:: Job ::
Copy out each line of the data holding "Context".

# Data provided start

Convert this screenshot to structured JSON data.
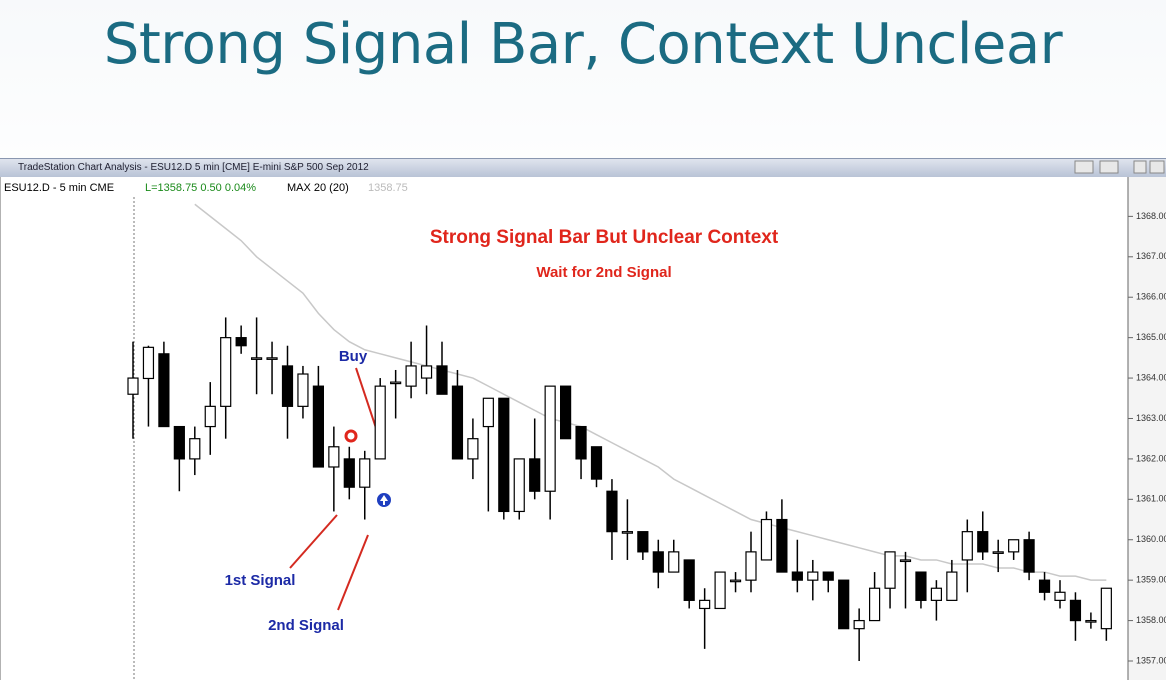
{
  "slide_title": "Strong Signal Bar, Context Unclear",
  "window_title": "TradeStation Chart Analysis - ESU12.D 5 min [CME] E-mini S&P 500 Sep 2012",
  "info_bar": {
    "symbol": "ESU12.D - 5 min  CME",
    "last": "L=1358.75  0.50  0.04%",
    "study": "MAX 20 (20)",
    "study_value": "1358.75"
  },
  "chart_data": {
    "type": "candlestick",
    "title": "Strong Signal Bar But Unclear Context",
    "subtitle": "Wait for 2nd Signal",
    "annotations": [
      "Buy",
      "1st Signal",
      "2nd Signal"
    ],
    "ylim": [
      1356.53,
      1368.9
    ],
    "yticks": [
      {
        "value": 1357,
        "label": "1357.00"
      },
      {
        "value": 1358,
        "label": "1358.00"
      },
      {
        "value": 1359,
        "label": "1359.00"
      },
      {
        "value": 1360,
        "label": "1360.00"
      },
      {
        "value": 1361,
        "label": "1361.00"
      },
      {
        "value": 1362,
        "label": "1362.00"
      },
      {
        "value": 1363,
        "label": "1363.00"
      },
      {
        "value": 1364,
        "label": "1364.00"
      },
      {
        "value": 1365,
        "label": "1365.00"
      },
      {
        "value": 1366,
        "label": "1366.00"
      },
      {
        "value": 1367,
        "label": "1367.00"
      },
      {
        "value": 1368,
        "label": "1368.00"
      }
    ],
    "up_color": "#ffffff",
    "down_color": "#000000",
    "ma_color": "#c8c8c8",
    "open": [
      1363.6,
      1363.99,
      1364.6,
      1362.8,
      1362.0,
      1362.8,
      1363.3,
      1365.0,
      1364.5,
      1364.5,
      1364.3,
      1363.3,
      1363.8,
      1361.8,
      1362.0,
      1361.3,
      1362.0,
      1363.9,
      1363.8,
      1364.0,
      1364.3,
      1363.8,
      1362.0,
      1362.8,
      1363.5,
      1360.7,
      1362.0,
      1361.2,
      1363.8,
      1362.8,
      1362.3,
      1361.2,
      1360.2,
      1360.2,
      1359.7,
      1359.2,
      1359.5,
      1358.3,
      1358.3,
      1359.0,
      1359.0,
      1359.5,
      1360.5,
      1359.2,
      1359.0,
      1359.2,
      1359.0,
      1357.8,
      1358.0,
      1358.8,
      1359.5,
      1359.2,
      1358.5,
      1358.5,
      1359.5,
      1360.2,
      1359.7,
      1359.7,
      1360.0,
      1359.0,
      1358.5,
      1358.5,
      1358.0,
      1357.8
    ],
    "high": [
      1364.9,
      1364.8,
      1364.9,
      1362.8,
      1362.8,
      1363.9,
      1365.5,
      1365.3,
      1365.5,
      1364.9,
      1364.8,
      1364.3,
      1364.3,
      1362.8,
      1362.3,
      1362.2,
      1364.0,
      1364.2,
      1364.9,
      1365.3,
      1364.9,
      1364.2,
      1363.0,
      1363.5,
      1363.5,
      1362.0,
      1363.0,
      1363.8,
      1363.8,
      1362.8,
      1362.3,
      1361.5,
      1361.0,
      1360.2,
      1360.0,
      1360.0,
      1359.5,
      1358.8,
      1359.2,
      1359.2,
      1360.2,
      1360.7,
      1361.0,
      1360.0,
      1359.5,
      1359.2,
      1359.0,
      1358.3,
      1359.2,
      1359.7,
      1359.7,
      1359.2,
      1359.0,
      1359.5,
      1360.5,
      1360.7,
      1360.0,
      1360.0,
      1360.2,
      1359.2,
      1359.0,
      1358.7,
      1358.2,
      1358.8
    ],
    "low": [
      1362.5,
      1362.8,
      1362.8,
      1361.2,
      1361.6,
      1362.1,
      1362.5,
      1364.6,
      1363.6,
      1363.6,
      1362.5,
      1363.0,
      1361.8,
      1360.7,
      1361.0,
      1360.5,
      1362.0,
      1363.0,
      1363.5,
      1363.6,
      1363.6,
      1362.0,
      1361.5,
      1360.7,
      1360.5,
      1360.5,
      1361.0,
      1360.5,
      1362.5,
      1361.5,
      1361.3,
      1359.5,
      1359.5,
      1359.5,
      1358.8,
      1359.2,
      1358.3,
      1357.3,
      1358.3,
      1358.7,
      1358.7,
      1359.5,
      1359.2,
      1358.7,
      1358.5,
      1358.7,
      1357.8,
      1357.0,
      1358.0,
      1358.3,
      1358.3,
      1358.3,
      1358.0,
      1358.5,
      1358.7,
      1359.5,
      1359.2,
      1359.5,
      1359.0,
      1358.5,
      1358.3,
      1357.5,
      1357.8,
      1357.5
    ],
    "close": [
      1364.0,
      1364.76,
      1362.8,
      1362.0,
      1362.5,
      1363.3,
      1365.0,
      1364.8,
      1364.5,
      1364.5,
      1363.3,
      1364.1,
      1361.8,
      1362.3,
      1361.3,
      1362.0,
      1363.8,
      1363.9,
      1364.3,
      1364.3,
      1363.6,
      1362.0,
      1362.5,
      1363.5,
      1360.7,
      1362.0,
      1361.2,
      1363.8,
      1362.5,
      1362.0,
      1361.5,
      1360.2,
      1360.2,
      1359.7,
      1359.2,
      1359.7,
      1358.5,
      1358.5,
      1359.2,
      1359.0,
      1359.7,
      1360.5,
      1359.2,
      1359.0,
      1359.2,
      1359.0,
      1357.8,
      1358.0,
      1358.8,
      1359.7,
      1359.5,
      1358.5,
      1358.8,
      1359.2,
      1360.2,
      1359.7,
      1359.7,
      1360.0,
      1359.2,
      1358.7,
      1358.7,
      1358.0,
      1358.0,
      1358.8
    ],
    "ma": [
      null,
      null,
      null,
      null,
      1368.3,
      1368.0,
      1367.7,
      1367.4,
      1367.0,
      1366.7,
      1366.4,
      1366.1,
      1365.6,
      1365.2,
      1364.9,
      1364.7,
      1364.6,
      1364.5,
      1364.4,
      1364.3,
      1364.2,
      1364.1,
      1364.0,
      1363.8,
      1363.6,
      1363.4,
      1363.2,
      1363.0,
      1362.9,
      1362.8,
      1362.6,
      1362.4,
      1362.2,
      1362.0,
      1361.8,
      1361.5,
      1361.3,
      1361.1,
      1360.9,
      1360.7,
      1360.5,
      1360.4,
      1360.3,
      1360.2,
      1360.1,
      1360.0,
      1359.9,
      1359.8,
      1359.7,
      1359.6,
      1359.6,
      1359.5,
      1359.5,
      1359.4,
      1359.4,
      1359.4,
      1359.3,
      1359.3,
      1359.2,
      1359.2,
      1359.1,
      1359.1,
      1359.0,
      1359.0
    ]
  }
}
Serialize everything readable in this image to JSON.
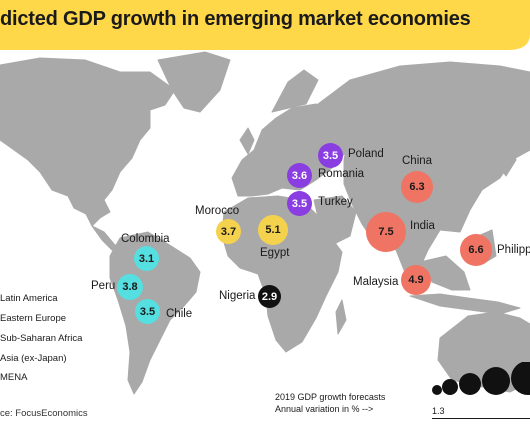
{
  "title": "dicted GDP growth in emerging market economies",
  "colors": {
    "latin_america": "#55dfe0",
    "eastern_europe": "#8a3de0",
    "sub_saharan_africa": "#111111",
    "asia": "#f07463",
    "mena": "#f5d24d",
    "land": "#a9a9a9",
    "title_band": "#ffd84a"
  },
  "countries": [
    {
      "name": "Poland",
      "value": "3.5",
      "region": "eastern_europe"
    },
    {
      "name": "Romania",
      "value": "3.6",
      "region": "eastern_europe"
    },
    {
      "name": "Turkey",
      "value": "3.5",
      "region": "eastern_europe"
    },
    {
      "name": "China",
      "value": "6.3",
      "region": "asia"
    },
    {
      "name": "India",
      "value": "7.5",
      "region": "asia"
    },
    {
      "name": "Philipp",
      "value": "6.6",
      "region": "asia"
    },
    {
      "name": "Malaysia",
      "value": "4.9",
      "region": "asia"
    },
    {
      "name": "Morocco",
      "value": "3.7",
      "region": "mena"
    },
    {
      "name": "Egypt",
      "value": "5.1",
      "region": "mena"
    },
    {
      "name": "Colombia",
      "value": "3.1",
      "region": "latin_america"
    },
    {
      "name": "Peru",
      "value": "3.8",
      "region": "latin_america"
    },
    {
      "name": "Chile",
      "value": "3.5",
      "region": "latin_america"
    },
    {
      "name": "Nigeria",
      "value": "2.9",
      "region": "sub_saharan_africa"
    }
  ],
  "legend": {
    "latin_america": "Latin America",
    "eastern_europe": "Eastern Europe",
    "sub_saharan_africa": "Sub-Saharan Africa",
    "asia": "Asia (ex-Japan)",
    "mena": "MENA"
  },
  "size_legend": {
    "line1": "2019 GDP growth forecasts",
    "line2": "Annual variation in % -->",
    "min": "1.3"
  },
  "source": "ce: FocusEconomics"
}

# Data provided end

:: Right answer ::
  "slide_title": "Strong Signal Bar, Context Unclear",
    "title": "Strong Signal Bar But Unclear Context",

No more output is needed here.